■ GOAL OF THE EXERCISE
Restate the records below word for word, and omit the images they hold.

========

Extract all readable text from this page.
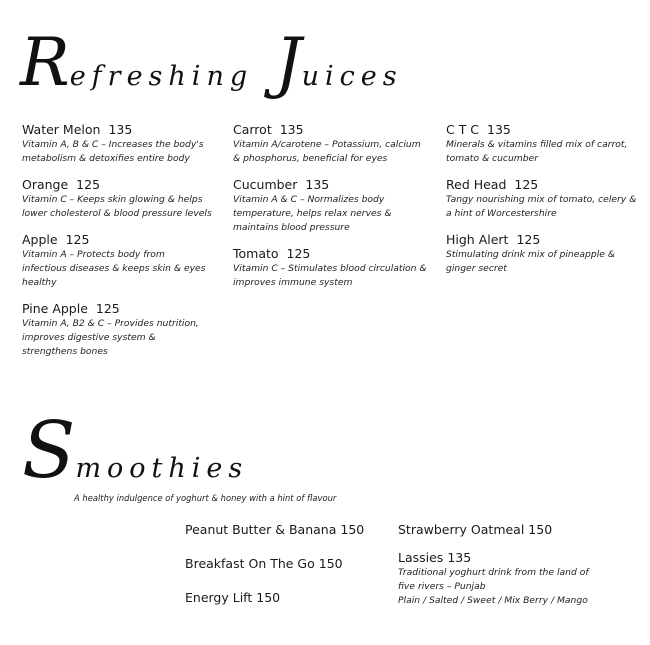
Refreshing Juices
Water Melon 135
Vitamin A, B & C – Increases the body's metabolism & detoxifies entire body
Orange 125
Vitamin C – Keeps skin glowing & helps lower cholesterol & blood pressure levels
Apple 125
Vitamin A – Protects body from infectious diseases & keeps skin & eyes healthy
Pine Apple 125
Vitamin A, B2 & C – Provides nutrition, improves digestive system & strengthens bones
Carrot 135
Vitamin A/carotene – Potassium, calcium & phosphorus, beneficial for eyes
Cucumber 135
Vitamin A & C – Normalizes body temperature, helps relax nerves & maintains blood pressure
Tomato 125
Vitamin C – Stimulates blood circulation & improves immune system
C T C 135
Minerals & vitamins filled mix of carrot, tomato & cucumber
Red Head 125
Tangy nourishing mix of tomato, celery & a hint of Worcestershire
High Alert 125
Stimulating drink mix of pineapple & ginger secret
Smoothies
A healthy indulgence of yoghurt & honey with a hint of flavour
Peanut Butter & Banana 150
Breakfast On The Go 150
Energy Lift 150
Strawberry Oatmeal 150
Lassies 135
Traditional yoghurt drink from the land of five rivers – Punjab
Plain / Salted / Sweet / Mix Berry / Mango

========

■ ANSWER TO THIS PROBLEM
Extract all readable text from this page.
Refreshing Juices
Water Melon 135
Vitamin A, B & C – Increases the body's metabolism & detoxifies entire body
Orange 125
Vitamin C – Keeps skin glowing & helps lower cholesterol & blood pressure levels
Apple 125
Vitamin A – Protects body from infectious diseases & keeps skin & eyes healthy
Pine Apple 125
Vitamin A, B2 & C – Provides nutrition, improves digestive system & strengthens bones
Carrot 135
Vitamin A/carotene – Potassium, calcium & phosphorus, beneficial for eyes
Cucumber 135
Vitamin A & C – Normalizes body temperature, helps relax nerves & maintains blood pressure
Tomato 125
Vitamin C – Stimulates blood circulation & improves immune system
C T C 135
Minerals & vitamins filled mix of carrot, tomato & cucumber
Red Head 125
Tangy nourishing mix of tomato, celery & a hint of Worcestershire
High Alert 125
Stimulating drink mix of pineapple & ginger secret
Smoothies
A healthy indulgence of yoghurt & honey with a hint of flavour
Peanut Butter & Banana 150
Breakfast On The Go 150
Energy Lift 150
Strawberry Oatmeal 150
Lassies 135
Traditional yoghurt drink from the land of five rivers – Punjab
Plain / Salted / Sweet / Mix Berry / Mango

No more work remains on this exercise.